Only the number is wanted: how many lines contain the string "ffffff"?

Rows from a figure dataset
start

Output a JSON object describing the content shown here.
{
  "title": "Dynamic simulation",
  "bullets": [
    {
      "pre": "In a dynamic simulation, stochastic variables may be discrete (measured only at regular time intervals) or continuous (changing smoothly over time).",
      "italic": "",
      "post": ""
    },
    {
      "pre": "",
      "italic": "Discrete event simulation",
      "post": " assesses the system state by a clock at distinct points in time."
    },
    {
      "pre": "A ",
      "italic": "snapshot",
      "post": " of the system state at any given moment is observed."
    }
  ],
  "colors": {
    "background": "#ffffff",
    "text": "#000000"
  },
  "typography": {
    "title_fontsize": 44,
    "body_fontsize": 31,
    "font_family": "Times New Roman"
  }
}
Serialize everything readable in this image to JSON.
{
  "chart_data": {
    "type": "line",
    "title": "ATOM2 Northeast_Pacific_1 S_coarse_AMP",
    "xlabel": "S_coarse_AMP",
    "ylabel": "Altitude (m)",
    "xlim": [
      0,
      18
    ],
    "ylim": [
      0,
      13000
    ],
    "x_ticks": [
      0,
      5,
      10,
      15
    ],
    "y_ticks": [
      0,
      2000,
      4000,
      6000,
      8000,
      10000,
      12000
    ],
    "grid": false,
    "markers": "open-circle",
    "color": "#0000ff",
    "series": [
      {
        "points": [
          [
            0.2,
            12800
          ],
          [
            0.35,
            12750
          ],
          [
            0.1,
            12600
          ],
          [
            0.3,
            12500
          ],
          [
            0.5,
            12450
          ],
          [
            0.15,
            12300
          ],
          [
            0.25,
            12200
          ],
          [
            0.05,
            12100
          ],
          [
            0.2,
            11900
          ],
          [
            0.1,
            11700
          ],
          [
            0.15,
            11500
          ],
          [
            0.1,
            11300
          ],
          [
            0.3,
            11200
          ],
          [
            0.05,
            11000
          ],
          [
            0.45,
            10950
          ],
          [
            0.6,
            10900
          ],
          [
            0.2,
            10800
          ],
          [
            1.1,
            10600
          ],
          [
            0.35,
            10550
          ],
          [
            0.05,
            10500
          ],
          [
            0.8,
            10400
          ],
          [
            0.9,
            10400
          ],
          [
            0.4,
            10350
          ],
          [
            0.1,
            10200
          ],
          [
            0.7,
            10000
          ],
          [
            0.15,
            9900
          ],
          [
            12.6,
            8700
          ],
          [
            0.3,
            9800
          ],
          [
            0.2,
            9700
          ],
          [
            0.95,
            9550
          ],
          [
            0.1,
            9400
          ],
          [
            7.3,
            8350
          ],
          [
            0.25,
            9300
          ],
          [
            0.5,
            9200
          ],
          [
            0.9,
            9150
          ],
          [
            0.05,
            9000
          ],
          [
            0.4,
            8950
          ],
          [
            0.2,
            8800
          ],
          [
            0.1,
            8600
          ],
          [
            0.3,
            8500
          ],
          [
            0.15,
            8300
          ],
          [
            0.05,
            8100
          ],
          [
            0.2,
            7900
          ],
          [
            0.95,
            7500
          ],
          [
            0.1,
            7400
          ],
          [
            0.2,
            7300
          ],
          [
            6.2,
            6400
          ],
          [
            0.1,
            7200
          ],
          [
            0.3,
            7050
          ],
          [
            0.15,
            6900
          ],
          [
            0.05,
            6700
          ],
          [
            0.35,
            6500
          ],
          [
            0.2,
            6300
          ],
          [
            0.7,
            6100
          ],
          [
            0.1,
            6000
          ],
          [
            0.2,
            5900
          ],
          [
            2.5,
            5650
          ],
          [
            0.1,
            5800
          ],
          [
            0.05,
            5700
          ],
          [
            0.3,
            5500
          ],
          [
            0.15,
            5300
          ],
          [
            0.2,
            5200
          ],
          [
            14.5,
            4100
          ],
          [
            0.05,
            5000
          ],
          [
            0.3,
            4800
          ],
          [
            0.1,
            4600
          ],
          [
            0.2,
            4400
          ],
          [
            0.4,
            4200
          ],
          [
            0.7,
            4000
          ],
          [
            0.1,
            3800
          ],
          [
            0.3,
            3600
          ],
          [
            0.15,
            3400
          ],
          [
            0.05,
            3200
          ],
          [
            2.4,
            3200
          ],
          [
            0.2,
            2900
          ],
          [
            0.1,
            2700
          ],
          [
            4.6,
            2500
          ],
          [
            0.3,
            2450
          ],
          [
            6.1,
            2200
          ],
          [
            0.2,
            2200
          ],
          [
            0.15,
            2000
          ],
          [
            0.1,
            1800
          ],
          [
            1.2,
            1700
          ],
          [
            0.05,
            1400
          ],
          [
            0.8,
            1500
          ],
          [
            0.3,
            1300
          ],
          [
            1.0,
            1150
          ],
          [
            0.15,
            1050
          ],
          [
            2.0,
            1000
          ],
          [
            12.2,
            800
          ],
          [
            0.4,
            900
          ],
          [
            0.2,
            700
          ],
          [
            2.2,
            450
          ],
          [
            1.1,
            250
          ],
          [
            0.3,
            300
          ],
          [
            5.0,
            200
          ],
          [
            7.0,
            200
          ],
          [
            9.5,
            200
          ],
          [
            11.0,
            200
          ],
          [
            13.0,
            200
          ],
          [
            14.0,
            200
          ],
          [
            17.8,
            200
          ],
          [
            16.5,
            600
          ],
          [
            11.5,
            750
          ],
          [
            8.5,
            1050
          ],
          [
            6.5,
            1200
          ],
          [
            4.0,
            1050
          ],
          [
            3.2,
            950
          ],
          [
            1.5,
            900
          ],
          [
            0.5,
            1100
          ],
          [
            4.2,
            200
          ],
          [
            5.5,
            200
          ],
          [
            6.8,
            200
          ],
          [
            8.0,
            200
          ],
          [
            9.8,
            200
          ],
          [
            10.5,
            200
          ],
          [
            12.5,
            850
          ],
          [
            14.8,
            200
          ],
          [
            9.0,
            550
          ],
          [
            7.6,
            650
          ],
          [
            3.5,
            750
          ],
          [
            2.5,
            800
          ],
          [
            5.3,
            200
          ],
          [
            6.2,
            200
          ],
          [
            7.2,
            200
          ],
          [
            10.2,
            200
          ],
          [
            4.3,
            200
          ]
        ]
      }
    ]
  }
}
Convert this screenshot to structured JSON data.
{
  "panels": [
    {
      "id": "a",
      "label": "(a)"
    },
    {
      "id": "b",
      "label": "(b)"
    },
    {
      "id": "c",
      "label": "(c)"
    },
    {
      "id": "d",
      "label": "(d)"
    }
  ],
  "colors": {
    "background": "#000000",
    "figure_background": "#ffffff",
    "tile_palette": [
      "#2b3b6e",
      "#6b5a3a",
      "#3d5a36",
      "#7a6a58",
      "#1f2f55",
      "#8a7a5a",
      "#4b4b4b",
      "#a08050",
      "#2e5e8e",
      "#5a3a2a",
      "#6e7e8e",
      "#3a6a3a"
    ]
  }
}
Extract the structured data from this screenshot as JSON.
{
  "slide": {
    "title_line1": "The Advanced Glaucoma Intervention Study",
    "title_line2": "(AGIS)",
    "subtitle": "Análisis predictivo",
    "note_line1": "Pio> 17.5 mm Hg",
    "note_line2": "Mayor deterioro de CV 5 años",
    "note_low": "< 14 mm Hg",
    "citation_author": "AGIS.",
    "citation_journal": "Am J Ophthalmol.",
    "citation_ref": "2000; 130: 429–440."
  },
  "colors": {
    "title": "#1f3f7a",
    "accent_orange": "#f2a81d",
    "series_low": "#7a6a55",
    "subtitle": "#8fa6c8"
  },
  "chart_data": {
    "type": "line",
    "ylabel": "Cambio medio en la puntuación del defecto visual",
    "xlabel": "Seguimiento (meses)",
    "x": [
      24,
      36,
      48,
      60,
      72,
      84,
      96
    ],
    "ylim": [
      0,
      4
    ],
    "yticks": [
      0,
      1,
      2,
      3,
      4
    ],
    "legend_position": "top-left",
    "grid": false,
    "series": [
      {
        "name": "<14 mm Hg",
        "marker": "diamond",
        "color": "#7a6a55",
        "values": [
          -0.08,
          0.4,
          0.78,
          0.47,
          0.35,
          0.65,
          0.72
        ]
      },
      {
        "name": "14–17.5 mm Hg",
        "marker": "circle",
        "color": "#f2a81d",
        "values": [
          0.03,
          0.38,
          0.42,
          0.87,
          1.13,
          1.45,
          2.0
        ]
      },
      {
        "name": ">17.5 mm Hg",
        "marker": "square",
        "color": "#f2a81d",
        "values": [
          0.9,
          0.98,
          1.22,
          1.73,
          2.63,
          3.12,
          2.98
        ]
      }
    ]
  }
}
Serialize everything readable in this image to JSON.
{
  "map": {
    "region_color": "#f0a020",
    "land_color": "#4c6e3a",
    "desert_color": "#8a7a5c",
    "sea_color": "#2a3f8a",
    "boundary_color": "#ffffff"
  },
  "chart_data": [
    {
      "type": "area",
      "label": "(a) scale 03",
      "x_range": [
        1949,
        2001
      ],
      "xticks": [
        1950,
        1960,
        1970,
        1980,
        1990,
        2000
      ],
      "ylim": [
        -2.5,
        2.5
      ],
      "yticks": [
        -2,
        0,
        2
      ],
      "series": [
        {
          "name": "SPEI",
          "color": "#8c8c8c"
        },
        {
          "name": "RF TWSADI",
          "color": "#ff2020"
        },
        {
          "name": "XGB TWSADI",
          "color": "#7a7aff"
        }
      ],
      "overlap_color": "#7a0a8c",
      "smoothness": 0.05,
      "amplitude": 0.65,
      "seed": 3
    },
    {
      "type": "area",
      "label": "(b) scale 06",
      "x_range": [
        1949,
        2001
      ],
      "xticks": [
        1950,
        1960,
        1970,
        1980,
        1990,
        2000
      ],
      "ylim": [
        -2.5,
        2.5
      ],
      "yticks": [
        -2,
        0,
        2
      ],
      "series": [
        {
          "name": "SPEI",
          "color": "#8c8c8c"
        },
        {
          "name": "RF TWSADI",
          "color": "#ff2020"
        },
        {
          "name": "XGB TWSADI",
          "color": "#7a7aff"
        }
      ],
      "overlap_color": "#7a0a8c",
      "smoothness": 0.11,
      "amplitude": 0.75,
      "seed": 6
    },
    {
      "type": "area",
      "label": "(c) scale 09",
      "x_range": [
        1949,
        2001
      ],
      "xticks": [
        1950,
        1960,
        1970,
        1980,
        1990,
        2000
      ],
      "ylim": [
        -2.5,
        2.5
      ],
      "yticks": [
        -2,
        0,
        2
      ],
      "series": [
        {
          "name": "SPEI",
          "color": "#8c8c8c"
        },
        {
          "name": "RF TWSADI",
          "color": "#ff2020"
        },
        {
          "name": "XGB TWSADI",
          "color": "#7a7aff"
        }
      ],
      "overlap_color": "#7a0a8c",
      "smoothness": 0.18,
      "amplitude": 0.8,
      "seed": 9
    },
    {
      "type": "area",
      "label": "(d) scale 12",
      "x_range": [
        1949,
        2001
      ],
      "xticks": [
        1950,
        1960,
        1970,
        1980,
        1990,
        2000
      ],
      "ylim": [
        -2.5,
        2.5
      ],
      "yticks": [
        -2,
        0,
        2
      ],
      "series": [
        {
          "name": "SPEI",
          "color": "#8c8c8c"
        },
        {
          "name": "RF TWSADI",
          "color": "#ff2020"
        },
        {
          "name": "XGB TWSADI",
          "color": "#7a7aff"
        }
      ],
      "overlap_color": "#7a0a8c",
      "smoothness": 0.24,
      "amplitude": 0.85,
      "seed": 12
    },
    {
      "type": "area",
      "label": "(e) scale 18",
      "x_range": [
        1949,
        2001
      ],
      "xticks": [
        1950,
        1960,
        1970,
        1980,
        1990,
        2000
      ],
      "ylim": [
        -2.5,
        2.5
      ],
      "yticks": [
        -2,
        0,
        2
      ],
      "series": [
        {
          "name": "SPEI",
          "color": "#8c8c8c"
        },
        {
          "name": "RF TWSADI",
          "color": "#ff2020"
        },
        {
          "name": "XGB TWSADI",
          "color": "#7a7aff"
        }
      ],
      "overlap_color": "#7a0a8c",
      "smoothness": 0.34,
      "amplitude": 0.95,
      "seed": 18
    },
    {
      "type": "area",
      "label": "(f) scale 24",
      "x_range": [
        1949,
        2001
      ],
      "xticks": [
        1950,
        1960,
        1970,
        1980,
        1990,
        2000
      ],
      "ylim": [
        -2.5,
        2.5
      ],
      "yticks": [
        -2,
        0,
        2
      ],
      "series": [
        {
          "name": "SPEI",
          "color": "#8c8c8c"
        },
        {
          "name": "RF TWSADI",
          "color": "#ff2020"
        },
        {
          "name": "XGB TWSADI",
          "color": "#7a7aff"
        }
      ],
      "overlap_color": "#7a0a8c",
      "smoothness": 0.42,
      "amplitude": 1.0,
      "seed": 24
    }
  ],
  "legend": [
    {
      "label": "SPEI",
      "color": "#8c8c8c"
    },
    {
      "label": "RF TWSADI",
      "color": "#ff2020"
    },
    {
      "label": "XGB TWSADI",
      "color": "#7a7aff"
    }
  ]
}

end

## Written solution
3